▶ [Questions to answer]:
**1.** In the text on LUKS and LVM, rewrite the part from "LVM (Logical Volume" to "for backup disk?", replacing "disks" with "drives".
**2.** Carry the text on LUKS and LVM for backup disks forward from its last sentence.

▶ [Exercise text]:
________________________________________
So, in this last research I only reinforced my recommendation to use an open-source solution for encryption, that I am sure that works pretty well in any Linux and in any disk. For me, LUKS is still the winner for more than a decade and likely will be my recommendation for some time yet.

LUKS Encryption

Why Use LUKS (Linux Unified Key Setup)?

• Provides full-disk encryption with strong algorithms (AES-256).
• Multiple key slots for different passphrases or keyfiles.
• Native support in most Linux distributions.
• Protects against data theft, even if the disk is stolen.
• Can be auto-unlocked using keyfiles, TPM, or smart cards.

Consideration

If your backup contains sensitive data, LUKS is a must. It’s easy to configure, secure, and flexible.

LVM (Logical Volume Manager)

If like me you are from old times and spent nights manually moving data between disks or partitions in order to satisfy the new space demands from the business, we can easily agree that LVM is a must if you like to enjoy your free time. But is LVM also a good option for backup disk?

LVM Benefits

• Flexible volume management: resize partitions, add new disks.
• Snapshots support for backups/testing.
• Striping and mirroring (if spanning multiple disks).

LVM Downsides

• Adds complexity - requires maintenance and understanding.
• Mirroring across single disk partitions offers limited protection.
• If LVM metadata is corrupted, it can complicate recovery.

Consideration

LVM is great for flexible storage management, especially if you anticipate growth or need snapshots. But for single-disk backup setups, it’s often unnecessary, specially if you use Btrfs, which can also replace some benefits of LVM. Another downside is that using LVM in a external disk will demand admin privileges to properly mount the external disk because the system needs to read the LVM information.

So, LVM for single-disk backup setups is not necessary and can bring avoidable complexity.
________________________________________
▶ [Records supplied]:
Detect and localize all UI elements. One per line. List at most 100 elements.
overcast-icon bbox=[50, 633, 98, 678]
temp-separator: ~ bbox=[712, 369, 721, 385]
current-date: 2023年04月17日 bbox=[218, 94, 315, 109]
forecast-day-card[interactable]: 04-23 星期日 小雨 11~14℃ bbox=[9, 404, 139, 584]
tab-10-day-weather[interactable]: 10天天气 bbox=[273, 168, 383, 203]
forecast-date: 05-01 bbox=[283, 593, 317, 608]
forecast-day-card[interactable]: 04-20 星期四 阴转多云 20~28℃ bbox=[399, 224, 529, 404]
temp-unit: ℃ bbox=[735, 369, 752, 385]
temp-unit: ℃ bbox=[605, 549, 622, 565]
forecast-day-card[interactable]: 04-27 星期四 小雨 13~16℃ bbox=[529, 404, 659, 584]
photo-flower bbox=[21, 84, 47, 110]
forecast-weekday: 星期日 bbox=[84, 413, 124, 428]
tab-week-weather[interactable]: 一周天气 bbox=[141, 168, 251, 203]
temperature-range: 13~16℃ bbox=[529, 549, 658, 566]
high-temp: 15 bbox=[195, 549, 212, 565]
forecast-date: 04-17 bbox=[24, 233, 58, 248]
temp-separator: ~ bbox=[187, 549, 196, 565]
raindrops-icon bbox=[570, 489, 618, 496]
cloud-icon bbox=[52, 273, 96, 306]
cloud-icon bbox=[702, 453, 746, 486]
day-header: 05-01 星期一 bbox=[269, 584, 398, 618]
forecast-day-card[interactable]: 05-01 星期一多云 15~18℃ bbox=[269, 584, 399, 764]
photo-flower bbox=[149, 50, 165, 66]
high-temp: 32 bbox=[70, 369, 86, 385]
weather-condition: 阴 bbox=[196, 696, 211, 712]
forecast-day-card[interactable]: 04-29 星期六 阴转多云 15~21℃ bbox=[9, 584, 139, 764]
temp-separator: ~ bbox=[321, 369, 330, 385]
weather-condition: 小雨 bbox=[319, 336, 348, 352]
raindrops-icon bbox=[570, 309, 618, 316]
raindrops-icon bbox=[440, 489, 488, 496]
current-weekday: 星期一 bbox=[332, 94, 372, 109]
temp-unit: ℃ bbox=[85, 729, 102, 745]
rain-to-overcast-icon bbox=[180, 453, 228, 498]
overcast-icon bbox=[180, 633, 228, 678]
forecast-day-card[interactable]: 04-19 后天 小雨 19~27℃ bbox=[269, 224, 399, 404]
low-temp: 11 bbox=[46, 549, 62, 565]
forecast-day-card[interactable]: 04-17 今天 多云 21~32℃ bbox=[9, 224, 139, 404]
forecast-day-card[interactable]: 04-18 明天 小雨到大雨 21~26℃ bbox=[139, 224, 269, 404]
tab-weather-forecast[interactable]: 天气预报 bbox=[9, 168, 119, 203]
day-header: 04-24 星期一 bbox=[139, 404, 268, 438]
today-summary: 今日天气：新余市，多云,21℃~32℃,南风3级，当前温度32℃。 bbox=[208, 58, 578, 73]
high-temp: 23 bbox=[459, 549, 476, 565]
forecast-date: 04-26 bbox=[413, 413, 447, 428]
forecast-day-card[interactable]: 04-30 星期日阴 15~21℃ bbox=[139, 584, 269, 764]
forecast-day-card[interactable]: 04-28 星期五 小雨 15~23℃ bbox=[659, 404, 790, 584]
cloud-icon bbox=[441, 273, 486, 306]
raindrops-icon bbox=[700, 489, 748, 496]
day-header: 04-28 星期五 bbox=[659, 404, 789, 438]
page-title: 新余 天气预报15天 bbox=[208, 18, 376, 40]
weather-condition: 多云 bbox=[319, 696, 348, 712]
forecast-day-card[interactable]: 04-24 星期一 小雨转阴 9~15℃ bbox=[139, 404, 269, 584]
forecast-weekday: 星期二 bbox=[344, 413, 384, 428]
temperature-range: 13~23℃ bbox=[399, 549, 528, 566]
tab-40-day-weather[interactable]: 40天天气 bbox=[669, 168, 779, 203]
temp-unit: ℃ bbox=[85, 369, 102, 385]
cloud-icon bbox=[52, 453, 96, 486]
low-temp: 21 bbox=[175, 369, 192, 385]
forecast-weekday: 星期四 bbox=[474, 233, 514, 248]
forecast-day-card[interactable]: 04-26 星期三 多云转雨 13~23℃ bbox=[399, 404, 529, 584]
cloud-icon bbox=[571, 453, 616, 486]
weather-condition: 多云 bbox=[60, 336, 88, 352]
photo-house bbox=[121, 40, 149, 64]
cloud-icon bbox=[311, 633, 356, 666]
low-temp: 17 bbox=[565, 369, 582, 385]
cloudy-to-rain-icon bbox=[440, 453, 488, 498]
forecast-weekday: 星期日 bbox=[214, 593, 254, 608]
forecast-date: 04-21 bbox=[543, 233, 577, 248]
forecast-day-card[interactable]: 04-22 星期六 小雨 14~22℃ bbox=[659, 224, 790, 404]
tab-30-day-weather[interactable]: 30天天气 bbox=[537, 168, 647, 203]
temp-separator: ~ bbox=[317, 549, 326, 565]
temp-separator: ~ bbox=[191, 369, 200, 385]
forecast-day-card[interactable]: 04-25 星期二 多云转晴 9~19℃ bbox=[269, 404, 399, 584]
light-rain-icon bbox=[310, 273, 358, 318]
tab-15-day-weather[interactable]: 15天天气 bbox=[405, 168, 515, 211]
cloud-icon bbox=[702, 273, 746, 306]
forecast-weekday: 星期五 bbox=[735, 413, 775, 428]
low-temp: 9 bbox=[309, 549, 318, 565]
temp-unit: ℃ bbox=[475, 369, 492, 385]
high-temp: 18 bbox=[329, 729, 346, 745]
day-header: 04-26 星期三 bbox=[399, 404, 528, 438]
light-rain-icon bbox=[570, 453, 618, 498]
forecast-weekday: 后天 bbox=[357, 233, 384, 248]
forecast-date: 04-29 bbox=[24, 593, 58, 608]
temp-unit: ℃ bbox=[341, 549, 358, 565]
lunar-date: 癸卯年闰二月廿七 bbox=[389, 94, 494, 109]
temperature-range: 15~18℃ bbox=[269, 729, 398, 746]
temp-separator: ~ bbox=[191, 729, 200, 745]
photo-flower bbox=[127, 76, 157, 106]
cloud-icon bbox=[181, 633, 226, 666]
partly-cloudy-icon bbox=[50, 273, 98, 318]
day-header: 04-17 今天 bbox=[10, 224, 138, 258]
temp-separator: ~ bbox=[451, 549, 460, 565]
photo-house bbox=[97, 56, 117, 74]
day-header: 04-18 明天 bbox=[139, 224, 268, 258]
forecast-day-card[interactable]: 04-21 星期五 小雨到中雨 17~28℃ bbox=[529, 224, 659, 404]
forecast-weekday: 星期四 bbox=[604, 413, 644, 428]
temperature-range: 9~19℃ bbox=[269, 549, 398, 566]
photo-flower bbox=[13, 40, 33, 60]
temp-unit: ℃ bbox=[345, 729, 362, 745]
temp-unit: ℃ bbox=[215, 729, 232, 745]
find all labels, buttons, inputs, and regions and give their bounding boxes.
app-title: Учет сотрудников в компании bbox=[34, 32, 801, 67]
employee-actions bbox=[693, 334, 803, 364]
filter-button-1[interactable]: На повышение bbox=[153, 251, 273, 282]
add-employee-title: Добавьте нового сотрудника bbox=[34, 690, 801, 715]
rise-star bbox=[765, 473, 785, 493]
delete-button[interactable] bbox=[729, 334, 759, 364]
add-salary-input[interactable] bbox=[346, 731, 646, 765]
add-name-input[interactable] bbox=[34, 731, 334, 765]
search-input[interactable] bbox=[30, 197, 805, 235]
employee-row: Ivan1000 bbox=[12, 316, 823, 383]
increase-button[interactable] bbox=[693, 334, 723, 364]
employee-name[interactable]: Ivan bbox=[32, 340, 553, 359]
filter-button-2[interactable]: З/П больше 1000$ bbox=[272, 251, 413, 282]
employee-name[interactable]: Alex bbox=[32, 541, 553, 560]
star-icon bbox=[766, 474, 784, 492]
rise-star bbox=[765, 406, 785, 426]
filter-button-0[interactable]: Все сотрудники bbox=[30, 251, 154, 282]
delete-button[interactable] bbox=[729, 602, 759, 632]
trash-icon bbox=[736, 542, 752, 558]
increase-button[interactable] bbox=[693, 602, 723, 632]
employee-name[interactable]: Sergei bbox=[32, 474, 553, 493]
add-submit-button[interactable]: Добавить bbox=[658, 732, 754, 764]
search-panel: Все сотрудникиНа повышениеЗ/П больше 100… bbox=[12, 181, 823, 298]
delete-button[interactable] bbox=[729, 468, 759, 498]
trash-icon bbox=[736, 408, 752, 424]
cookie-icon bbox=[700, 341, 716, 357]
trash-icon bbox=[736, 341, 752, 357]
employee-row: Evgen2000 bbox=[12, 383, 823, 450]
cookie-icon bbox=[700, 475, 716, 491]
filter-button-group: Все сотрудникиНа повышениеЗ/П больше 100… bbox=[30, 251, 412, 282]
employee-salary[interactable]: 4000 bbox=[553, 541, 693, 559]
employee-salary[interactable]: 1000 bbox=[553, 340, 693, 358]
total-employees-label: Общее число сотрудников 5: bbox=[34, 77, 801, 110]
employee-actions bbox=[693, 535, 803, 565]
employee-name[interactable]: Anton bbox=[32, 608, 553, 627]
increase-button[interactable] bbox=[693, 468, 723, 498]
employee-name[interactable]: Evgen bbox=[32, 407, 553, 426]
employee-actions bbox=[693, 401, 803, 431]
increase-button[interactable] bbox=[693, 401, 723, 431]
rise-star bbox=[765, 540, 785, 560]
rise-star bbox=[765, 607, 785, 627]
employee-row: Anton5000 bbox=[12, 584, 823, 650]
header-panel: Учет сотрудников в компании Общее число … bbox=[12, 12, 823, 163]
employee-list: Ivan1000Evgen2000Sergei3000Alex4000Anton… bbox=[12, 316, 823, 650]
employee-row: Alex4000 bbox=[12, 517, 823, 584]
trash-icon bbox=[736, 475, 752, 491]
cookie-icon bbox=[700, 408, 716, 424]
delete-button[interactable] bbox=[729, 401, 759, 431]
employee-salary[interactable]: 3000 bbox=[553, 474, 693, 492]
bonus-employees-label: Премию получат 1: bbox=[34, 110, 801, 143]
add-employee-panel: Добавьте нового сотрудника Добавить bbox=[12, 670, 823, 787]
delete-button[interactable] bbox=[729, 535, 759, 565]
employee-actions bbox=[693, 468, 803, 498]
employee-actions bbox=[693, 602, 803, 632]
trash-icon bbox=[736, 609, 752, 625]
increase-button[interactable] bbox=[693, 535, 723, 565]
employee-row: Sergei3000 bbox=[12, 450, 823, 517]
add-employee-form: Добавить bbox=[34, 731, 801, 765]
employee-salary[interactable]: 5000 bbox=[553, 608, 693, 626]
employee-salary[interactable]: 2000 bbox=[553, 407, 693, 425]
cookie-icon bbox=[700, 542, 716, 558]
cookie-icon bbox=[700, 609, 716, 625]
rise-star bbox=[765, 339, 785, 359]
________________________________________
▶ [Your responses]:
**1.**
LVM (Logical Volume Manager)

If like me you are from old times and spent nights manually moving data between drives or partitions in order to satisfy the new space demands from the business, we can easily agree that LVM is a must if you like to enjoy your free time. But is LVM also a good option for backup disk?

**2.**
Summary

Recommended Setup for Long-Term Backups

Hardware

• Use a quality HDD available in the marked with a good cost-benefit.
• Power up at least once a month for sync and integrity checks.

I will provide some examples of commands below using a 5TB disk with 5400 RPM.
In this example, the disk is recognized in my computer as /dev/sdb.
Make sure to update the commands according to your environment, otherwise you may lose information.

Partitioning

• Create a partition big enough to accommodate your growing data until the planned date to replace.
• Using Btrfs with RAID 1 will actually reduce the real partition size in 50%. Take it into consideration.
  • For example, a 3 TB partition formatted to Btrfs with RAID 1 will allow to store about 1.5 TB.

sudo parted /dev/sdb -- mklabel gpt

# Create a 3TB partition
sudo parted -a optimal /dev/sdb -- mkpart primary btrfs 0% 3000GB
sudo parted /dev/sdb -- name 1 lukscrypt

Encryption (LUKS)

• Encrypt the partition with LUKS.
• Use strong passphrases or keyfiles.

# Initialize LUKS on the new partition
sudo cryptsetup luksFormat /dev/sdb1

# Open and map it to a device (we'll call it "luks_partition")
sudo cryptsetup open /dev/sdb1 luks_partition

• Configure auto-unlock via crypttab and fstab if desired.

Filesystem (Btrfs)

• Format the encrypted partition with Btrfs:

sudo mkfs.btrfs --metadata dup --data dup --label "my-encrypted-backup" /dev/mapper/luks_partition

Conclusion

The generic solution proposed here was tested for more than a decade and it is proved to be simple, cheap and very reliable. Most importantly, it allows any person to create a robust backup solution without spending a lot of money thanks to open-source technology. The only investment is in hardware, which is also minimized due to the great level of coverage provided by the software layer.

There are many interesting discussions going very deep in details about tiny specification of hardware, file systems, encryption, etc. I certainly support any discussion that contributes to spread the knowledge. But I also understand that most of the people are not experts, not always have time to research, or have no access to proper mentorship when diving in so many technical details. I want to provide you the information you need in a simplified and didactical way so you can more quickly understand the technology and independently protect your data with peace of mind.